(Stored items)
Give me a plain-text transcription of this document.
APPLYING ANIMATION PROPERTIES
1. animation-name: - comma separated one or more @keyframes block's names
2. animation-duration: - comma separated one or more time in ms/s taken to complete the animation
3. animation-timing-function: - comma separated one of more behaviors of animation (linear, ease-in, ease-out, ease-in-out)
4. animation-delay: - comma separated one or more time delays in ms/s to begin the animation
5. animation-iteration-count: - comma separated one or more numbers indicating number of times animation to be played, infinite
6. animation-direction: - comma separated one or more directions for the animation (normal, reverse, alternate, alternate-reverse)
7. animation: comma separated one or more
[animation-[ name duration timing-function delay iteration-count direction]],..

## OBJECTIVE
Please quote every record above exactly as it appears.

## SOLUTION FOR THIS TASK
Give me a plain-text transcription of this document.
APPLYING ANIMATION PROPERTIES
1. animation-name: - comma separated one or more @keyframes block's names
2. animation-duration: - comma separated one or more time in ms/s taken to complete the animation
3. animation-timing-function: - comma separated one of more behaviors of animation (linear, ease-in, ease-out, ease-in-out)
4. animation-delay: - comma separated one or more time delays in ms/s to begin the animation
5. animation-iteration-count: - comma separated one or more numbers indicating number of times animation to be played, infinite
6. animation-direction: - comma separated one or more directions for the animation (normal, reverse, alternate, alternate-reverse)
7. animation: comma separated one or more
[animation-[ name duration timing-function delay iteration-count direction]],..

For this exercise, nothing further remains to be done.